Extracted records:
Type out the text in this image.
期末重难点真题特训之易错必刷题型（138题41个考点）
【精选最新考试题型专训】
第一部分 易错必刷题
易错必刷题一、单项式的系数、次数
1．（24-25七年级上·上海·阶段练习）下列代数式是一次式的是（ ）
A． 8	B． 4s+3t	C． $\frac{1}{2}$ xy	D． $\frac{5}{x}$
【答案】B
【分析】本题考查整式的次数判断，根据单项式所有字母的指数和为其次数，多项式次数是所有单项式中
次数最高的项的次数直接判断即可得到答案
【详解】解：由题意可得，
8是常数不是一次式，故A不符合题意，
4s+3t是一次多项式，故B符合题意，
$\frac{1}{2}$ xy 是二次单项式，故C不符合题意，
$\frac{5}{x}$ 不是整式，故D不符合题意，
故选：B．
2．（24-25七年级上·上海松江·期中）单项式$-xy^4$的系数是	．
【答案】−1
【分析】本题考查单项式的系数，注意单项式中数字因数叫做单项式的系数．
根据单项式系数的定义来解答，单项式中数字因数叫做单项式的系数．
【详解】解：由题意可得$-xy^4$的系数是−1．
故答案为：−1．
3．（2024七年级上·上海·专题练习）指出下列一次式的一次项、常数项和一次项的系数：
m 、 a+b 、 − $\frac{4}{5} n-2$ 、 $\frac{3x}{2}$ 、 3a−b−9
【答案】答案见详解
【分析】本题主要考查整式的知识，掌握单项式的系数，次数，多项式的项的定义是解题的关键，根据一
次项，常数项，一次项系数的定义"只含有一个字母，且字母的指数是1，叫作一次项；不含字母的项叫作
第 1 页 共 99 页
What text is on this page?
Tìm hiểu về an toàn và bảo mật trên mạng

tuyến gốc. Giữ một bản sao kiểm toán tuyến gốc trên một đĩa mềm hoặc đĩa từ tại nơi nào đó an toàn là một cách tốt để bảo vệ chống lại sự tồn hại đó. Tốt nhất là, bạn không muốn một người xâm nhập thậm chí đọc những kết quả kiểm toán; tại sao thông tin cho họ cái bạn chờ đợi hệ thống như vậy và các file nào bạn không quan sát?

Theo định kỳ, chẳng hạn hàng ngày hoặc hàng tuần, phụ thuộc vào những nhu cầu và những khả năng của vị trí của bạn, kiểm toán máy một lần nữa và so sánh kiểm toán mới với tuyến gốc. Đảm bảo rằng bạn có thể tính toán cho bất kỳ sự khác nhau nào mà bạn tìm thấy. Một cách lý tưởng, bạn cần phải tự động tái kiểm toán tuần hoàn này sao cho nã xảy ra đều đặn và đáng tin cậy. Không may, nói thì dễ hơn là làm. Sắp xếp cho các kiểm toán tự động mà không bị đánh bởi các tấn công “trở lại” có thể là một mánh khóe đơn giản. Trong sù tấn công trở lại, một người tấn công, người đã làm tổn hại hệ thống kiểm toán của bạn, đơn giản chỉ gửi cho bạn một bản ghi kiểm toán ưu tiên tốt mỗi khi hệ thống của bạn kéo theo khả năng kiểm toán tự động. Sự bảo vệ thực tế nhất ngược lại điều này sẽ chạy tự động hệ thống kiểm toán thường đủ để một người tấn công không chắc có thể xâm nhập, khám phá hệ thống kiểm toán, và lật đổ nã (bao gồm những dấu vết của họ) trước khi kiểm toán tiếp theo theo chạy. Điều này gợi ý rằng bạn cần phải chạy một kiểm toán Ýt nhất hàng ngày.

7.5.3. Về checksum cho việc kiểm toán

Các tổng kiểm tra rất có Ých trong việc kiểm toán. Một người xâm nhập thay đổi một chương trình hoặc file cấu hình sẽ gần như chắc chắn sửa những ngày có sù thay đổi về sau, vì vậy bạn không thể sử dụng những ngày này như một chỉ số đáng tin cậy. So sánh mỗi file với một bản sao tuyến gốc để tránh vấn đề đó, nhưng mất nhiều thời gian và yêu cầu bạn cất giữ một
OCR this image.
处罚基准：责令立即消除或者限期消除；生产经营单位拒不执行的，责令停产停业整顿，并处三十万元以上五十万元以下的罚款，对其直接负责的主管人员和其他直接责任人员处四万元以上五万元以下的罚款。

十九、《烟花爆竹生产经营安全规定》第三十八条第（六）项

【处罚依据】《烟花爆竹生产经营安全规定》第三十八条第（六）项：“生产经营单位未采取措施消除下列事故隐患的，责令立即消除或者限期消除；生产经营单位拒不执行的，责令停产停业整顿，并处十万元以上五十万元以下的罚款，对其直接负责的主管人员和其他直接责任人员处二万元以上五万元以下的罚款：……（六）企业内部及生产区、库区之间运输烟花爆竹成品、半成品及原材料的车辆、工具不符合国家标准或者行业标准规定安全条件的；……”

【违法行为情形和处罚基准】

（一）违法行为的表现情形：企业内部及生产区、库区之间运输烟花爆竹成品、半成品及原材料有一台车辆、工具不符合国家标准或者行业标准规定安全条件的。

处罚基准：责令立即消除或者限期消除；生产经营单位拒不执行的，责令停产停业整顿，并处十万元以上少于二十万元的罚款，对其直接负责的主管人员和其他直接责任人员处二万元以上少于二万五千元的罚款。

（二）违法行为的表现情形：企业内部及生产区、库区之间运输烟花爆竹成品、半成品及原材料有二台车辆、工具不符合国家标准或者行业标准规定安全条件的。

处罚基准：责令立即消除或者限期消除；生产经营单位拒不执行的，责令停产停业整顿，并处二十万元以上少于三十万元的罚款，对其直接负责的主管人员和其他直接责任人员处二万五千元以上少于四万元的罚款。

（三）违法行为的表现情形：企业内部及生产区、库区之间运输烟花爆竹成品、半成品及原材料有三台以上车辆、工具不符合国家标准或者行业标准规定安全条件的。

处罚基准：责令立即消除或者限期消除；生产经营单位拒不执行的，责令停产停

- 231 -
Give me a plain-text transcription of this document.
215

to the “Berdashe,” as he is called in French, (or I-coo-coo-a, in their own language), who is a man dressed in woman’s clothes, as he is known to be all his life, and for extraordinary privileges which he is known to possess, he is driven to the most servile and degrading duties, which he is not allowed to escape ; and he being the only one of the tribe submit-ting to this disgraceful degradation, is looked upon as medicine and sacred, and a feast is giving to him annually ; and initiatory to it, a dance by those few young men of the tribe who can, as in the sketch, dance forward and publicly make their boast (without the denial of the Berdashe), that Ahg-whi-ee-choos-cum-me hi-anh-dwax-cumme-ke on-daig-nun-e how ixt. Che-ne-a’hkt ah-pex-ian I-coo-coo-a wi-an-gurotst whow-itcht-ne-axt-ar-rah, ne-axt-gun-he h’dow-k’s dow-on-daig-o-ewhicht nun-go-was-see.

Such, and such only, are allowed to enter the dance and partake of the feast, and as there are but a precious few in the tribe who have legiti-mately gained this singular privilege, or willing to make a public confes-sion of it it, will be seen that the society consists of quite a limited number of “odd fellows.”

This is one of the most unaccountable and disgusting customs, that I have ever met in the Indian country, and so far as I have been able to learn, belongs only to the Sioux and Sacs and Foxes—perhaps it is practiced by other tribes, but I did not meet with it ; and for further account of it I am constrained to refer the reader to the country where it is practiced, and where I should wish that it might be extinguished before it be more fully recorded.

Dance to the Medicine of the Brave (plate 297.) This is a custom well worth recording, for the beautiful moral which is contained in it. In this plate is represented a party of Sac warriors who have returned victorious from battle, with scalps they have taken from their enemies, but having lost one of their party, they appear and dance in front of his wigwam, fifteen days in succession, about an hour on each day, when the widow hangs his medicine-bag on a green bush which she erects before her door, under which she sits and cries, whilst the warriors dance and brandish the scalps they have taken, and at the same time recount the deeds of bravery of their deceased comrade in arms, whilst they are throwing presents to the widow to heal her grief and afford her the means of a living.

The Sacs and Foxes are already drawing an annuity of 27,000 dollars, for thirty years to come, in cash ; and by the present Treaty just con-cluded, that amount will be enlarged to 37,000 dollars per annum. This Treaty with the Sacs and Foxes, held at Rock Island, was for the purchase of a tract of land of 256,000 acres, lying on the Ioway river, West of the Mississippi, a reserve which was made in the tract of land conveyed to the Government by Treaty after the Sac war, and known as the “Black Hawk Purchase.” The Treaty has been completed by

EXERCISE AIM ▸ Determine how many lines in the records contain "违法行为的表现情形", and reply with the number only.

THE RESULT ▸ 3